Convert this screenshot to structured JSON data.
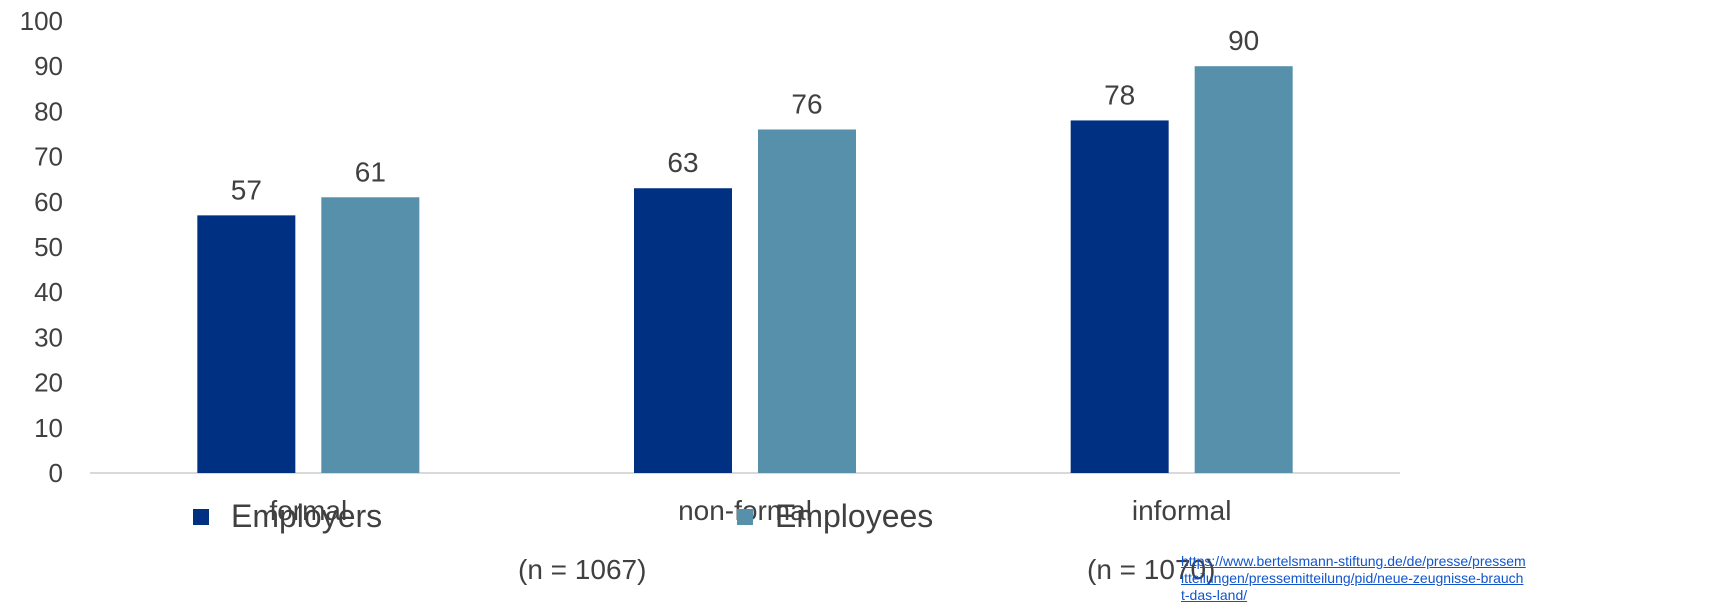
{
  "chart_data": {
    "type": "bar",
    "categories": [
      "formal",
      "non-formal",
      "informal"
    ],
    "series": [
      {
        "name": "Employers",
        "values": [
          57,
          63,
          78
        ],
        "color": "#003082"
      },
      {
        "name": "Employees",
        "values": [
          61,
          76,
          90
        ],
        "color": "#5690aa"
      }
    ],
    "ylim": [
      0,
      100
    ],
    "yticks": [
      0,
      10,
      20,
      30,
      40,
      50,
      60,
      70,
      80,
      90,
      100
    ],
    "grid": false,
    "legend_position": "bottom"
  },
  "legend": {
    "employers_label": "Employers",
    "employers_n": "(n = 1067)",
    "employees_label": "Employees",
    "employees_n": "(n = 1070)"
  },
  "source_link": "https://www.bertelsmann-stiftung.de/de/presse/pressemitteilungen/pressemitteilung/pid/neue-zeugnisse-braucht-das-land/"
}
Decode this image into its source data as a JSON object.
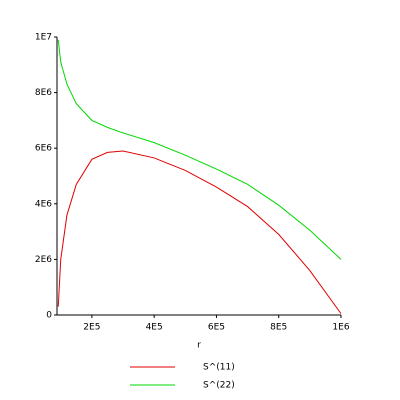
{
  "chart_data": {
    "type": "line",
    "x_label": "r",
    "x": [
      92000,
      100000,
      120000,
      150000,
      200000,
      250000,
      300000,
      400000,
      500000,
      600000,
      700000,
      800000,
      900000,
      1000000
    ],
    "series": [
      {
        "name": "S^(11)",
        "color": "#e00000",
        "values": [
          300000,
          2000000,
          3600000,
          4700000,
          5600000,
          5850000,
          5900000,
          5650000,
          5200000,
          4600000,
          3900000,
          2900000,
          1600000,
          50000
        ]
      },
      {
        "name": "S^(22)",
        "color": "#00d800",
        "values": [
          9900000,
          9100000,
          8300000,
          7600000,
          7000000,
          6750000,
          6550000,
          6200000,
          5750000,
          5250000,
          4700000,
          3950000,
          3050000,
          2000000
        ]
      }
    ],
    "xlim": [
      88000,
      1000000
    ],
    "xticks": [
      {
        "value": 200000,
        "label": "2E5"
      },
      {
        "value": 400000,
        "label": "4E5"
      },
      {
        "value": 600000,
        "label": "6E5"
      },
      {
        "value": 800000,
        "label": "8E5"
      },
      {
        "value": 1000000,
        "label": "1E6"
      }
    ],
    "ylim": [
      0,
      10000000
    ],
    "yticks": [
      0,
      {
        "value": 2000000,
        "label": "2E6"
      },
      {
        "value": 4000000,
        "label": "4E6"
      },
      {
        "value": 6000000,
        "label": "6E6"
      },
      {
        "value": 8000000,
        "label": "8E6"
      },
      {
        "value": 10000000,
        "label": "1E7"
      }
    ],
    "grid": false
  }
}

Directions for this task
The records shown above are to be repeated exactly, with the pictures left out.

Exercise result
Convert this screenshot to structured JSON data.
{
  "chart_data": {
    "type": "bar",
    "categories": [
      "formal",
      "non-formal",
      "informal"
    ],
    "series": [
      {
        "name": "Employers",
        "values": [
          57,
          63,
          78
        ],
        "color": "#003082"
      },
      {
        "name": "Employees",
        "values": [
          61,
          76,
          90
        ],
        "color": "#5690aa"
      }
    ],
    "ylim": [
      0,
      100
    ],
    "yticks": [
      0,
      10,
      20,
      30,
      40,
      50,
      60,
      70,
      80,
      90,
      100
    ],
    "grid": false,
    "legend_position": "bottom"
  },
  "legend": {
    "employers_label": "Employers",
    "employers_n": "(n = 1067)",
    "employees_label": "Employees",
    "employees_n": "(n = 1070)"
  },
  "source_link": "https://www.bertelsmann-stiftung.de/de/presse/pressemitteilungen/pressemitteilung/pid/neue-zeugnisse-braucht-das-land/"
}
Decode this image into its source data as a JSON object.
{
  "chart_data": {
    "type": "line",
    "x_label": "r",
    "x": [
      92000,
      100000,
      120000,
      150000,
      200000,
      250000,
      300000,
      400000,
      500000,
      600000,
      700000,
      800000,
      900000,
      1000000
    ],
    "series": [
      {
        "name": "S^(11)",
        "color": "#e00000",
        "values": [
          300000,
          2000000,
          3600000,
          4700000,
          5600000,
          5850000,
          5900000,
          5650000,
          5200000,
          4600000,
          3900000,
          2900000,
          1600000,
          50000
        ]
      },
      {
        "name": "S^(22)",
        "color": "#00d800",
        "values": [
          9900000,
          9100000,
          8300000,
          7600000,
          7000000,
          6750000,
          6550000,
          6200000,
          5750000,
          5250000,
          4700000,
          3950000,
          3050000,
          2000000
        ]
      }
    ],
    "xlim": [
      88000,
      1000000
    ],
    "xticks": [
      {
        "value": 200000,
        "label": "2E5"
      },
      {
        "value": 400000,
        "label": "4E5"
      },
      {
        "value": 600000,
        "label": "6E5"
      },
      {
        "value": 800000,
        "label": "8E5"
      },
      {
        "value": 1000000,
        "label": "1E6"
      }
    ],
    "ylim": [
      0,
      10000000
    ],
    "yticks": [
      0,
      {
        "value": 2000000,
        "label": "2E6"
      },
      {
        "value": 4000000,
        "label": "4E6"
      },
      {
        "value": 6000000,
        "label": "6E6"
      },
      {
        "value": 8000000,
        "label": "8E6"
      },
      {
        "value": 10000000,
        "label": "1E7"
      }
    ],
    "grid": false
  }
}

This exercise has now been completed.